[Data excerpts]
* * * * * * * * *

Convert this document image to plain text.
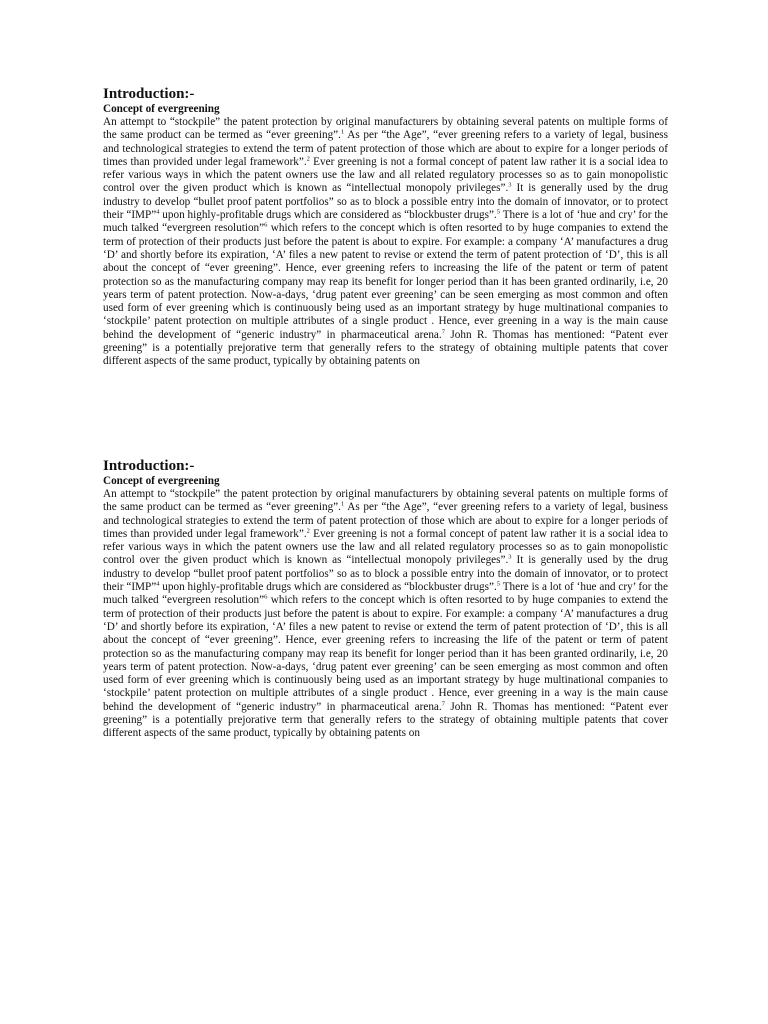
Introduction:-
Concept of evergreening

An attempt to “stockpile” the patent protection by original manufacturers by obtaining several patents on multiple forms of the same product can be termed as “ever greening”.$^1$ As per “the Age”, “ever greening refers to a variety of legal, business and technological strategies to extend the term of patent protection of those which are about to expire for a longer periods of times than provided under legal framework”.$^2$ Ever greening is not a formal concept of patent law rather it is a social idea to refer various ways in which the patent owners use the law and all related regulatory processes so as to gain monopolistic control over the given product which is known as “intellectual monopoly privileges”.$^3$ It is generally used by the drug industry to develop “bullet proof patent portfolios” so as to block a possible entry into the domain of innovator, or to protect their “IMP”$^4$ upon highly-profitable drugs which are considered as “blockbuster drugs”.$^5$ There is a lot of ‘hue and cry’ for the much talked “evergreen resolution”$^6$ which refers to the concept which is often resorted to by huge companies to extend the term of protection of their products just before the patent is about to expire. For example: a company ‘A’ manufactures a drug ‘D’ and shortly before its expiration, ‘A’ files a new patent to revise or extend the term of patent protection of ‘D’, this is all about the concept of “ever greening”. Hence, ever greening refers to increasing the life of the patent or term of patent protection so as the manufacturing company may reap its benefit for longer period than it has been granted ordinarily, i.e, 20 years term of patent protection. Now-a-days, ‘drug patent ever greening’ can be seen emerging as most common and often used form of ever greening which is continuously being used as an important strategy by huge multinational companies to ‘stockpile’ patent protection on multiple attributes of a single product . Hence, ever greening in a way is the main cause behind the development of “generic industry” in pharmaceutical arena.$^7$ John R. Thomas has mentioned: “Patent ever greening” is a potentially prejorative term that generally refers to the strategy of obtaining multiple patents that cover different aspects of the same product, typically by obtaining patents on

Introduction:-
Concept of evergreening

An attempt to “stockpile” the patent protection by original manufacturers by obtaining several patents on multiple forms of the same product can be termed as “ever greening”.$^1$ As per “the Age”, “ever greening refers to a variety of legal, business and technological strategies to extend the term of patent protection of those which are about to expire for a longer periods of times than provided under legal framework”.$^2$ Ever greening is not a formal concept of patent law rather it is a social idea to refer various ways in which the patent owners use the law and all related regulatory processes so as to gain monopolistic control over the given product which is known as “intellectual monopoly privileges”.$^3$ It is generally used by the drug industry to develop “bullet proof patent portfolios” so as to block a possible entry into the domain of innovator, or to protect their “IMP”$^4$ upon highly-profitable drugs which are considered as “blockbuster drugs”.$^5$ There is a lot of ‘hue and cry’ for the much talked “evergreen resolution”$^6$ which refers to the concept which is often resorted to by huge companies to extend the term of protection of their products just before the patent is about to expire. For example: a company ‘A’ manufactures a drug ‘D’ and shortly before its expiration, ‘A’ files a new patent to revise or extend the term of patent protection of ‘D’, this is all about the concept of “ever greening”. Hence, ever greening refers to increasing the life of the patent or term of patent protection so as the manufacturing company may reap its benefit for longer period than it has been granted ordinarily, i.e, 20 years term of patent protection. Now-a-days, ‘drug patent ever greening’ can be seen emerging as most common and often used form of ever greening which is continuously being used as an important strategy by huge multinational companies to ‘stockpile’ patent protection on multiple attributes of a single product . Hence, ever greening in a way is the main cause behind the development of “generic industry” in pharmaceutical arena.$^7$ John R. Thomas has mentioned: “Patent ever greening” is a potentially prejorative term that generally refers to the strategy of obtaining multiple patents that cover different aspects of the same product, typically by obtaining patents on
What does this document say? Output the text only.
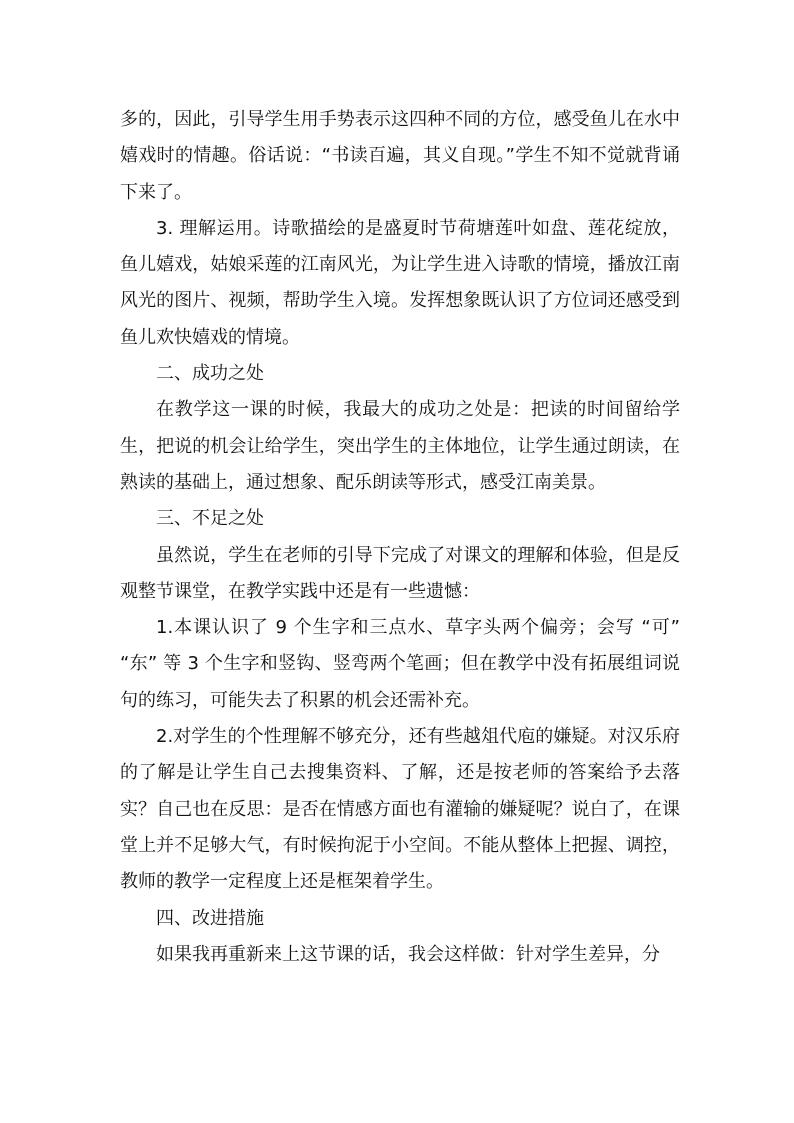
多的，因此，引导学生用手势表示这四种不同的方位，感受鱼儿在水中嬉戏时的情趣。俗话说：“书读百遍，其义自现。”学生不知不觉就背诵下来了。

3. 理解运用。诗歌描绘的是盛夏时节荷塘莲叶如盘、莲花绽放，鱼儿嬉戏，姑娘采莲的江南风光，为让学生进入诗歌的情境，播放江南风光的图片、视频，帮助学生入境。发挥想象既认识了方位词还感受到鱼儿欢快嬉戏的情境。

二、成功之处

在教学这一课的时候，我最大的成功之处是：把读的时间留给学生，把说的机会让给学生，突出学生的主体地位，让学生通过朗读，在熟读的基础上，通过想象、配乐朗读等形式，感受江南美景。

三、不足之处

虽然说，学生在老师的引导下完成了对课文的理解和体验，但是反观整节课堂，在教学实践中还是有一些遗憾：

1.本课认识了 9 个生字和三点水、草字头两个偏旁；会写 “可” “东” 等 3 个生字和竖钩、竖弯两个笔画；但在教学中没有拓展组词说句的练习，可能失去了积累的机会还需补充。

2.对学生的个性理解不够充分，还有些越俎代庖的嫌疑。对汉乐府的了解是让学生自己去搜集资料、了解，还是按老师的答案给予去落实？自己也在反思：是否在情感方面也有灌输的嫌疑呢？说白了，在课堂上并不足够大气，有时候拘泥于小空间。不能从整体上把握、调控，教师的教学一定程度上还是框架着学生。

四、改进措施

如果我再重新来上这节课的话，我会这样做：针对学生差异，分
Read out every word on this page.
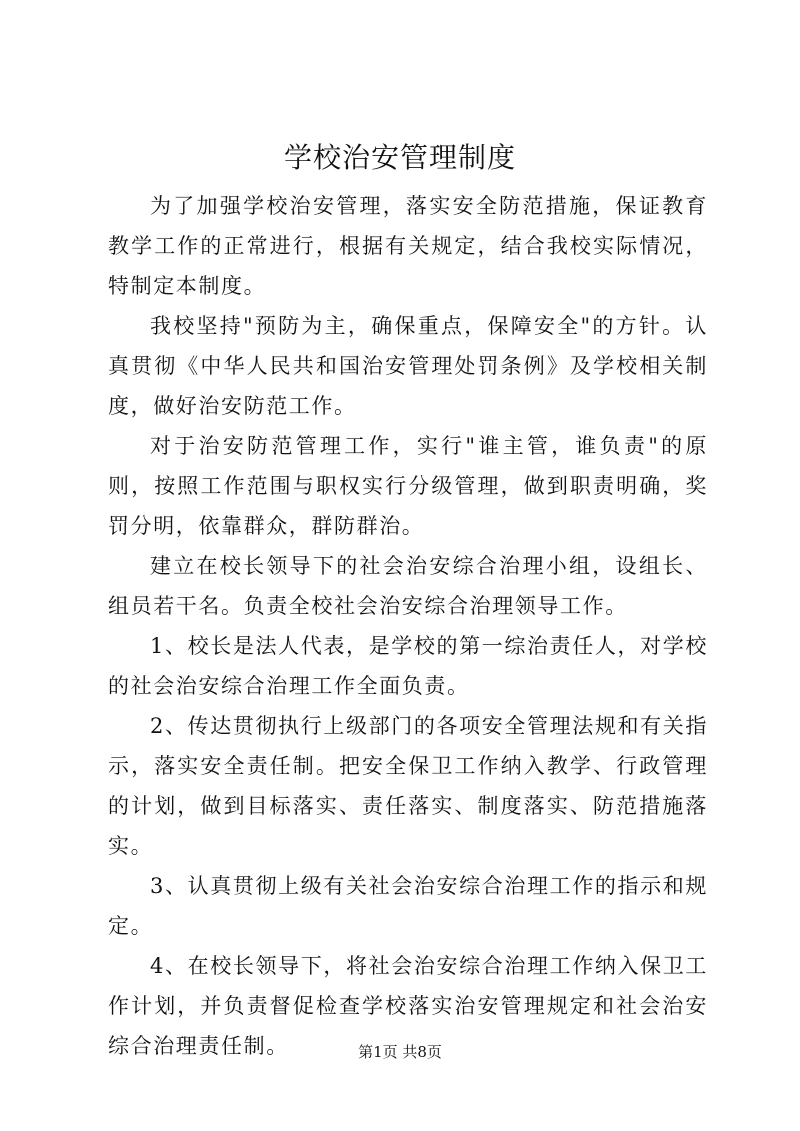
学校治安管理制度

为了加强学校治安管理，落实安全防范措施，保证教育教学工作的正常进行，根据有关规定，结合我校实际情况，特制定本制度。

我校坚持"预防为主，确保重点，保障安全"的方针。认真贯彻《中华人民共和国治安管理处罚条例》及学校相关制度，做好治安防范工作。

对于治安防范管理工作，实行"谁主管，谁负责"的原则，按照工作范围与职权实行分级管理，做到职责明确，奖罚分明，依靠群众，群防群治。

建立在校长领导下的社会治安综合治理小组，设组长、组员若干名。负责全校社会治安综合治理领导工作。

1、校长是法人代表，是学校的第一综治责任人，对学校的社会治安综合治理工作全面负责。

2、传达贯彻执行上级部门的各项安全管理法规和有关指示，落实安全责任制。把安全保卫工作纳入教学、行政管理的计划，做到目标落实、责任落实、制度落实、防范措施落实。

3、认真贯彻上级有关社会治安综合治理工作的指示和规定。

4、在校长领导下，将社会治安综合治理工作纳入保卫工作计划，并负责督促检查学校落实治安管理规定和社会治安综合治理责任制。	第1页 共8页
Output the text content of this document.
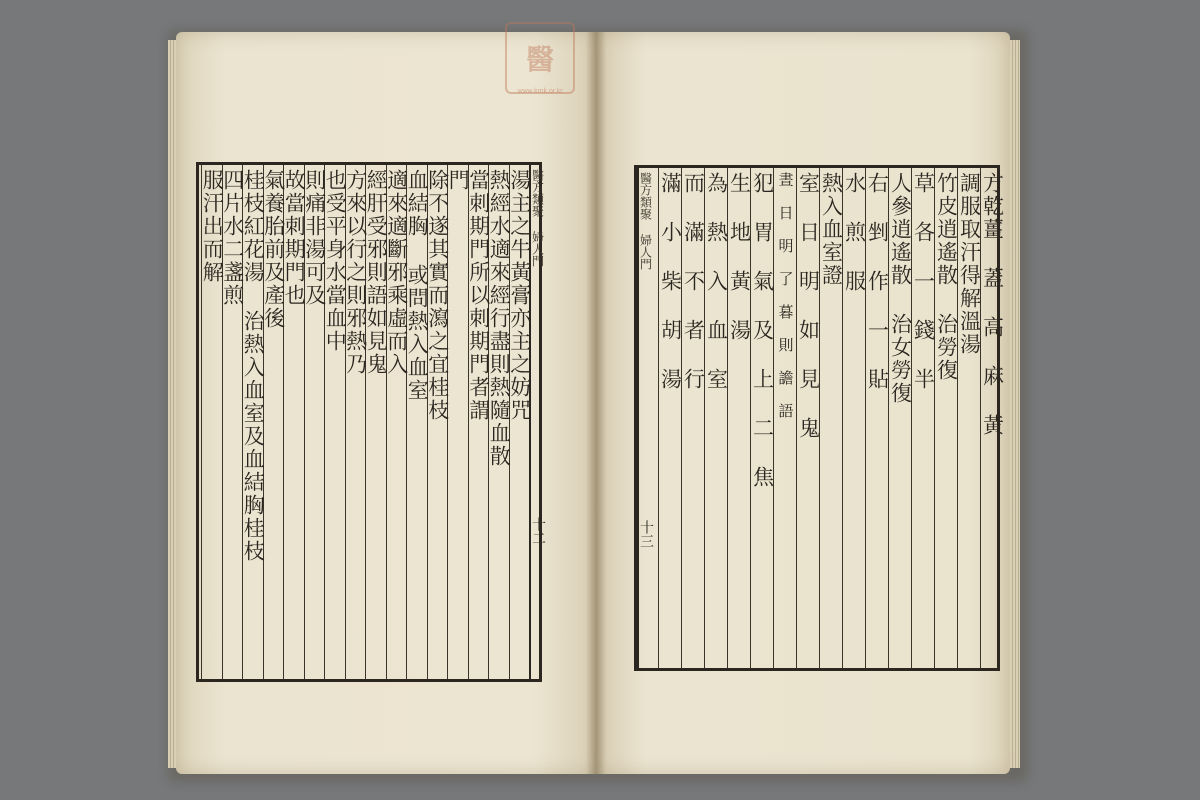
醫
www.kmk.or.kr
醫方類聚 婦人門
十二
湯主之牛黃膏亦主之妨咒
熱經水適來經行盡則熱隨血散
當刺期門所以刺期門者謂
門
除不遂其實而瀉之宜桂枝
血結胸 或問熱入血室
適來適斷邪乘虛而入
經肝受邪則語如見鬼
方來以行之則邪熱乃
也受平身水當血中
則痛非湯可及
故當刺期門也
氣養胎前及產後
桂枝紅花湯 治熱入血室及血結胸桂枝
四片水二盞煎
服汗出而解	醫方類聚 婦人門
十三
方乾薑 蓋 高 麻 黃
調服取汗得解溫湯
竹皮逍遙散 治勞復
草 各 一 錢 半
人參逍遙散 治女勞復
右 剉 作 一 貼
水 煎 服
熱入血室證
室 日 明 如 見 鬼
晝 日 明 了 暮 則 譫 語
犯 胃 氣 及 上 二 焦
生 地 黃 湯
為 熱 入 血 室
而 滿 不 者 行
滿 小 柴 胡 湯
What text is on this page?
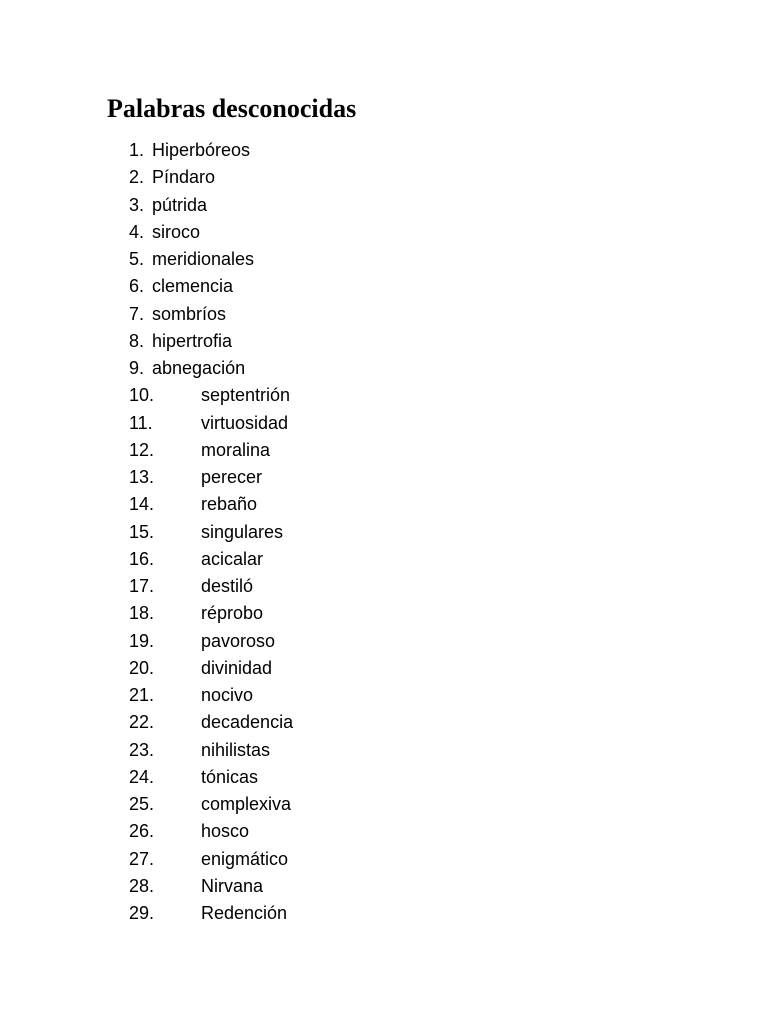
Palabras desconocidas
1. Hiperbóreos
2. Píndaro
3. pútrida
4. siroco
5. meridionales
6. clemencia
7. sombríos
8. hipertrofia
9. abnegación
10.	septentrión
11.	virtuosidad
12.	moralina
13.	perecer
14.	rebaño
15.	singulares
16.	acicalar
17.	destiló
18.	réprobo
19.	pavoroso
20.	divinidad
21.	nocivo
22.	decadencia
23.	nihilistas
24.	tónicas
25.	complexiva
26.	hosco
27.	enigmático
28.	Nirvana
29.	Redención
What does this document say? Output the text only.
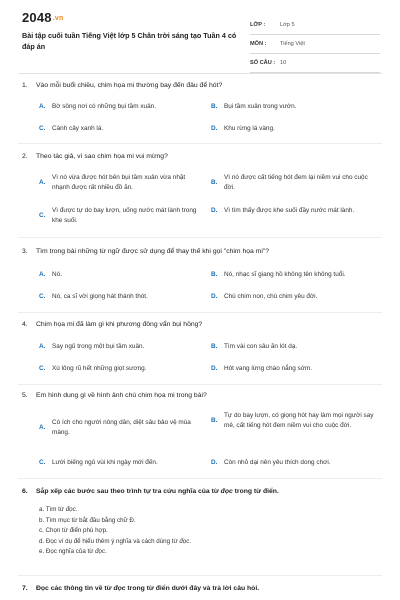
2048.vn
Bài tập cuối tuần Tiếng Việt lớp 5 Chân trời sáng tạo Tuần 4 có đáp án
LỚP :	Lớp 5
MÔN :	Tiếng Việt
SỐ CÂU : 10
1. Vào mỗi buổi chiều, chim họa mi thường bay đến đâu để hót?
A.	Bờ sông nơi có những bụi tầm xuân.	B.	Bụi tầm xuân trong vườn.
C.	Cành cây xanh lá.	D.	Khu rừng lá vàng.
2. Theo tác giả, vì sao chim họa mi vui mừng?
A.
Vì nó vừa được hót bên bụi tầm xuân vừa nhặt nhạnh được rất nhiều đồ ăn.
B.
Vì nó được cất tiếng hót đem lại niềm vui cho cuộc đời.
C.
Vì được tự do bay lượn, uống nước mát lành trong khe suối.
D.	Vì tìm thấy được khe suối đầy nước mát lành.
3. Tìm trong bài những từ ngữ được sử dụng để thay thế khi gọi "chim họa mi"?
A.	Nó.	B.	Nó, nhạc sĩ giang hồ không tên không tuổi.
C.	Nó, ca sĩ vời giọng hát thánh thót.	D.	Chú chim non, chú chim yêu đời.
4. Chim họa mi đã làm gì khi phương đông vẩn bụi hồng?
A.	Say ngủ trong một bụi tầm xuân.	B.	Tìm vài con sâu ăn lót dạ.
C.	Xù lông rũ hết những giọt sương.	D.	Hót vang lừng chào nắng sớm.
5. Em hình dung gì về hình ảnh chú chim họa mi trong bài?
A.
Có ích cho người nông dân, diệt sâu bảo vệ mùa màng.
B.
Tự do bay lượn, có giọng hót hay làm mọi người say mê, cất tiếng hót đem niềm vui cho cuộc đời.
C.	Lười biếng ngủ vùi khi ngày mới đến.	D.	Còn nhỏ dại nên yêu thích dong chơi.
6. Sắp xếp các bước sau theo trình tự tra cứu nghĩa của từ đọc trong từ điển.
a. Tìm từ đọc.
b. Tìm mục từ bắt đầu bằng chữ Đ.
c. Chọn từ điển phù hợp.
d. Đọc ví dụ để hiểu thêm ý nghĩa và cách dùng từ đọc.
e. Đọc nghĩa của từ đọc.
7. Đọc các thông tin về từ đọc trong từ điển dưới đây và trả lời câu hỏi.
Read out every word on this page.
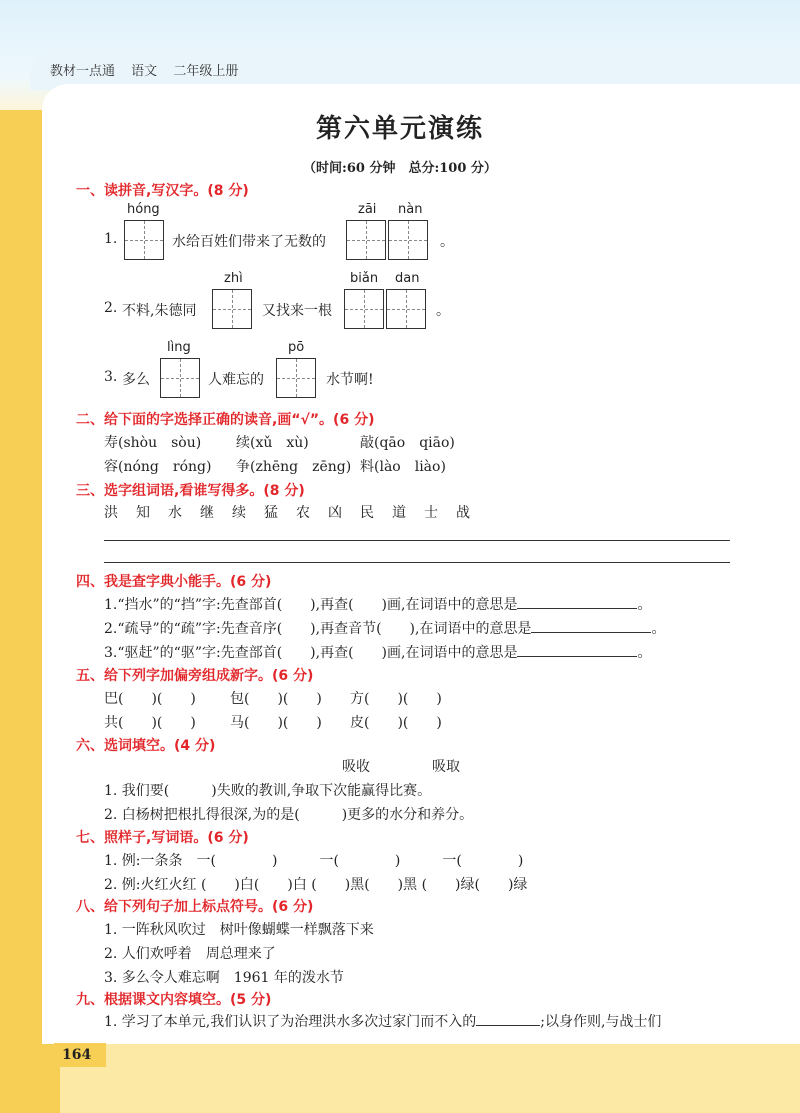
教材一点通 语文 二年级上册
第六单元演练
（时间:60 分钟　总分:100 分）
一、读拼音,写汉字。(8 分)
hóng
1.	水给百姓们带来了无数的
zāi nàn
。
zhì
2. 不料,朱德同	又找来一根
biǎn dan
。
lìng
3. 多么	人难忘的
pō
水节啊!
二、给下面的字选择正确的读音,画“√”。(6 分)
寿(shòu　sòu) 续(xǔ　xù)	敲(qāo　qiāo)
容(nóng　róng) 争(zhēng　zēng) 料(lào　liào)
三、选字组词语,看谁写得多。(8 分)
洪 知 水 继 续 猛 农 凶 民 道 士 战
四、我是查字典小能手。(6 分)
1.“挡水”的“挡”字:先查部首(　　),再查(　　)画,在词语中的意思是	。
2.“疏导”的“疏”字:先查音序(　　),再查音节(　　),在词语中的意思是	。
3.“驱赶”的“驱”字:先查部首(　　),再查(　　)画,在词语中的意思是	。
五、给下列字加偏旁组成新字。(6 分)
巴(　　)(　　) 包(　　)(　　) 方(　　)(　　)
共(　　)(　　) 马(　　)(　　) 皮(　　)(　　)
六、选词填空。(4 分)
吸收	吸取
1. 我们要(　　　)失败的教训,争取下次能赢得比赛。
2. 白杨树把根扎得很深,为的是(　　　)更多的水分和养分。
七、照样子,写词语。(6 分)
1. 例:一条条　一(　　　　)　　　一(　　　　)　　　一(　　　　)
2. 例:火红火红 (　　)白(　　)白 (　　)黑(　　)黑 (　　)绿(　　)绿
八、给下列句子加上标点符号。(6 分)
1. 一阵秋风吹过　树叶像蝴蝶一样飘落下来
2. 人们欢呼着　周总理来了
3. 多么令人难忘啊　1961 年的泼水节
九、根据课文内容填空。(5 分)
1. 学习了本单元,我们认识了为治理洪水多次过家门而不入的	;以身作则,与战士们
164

* * * * * * * * *

**WHAT THE TASK ASKS:** Count the lines of the data that include the string "giọng", and give only that number.

**RESULT:** 2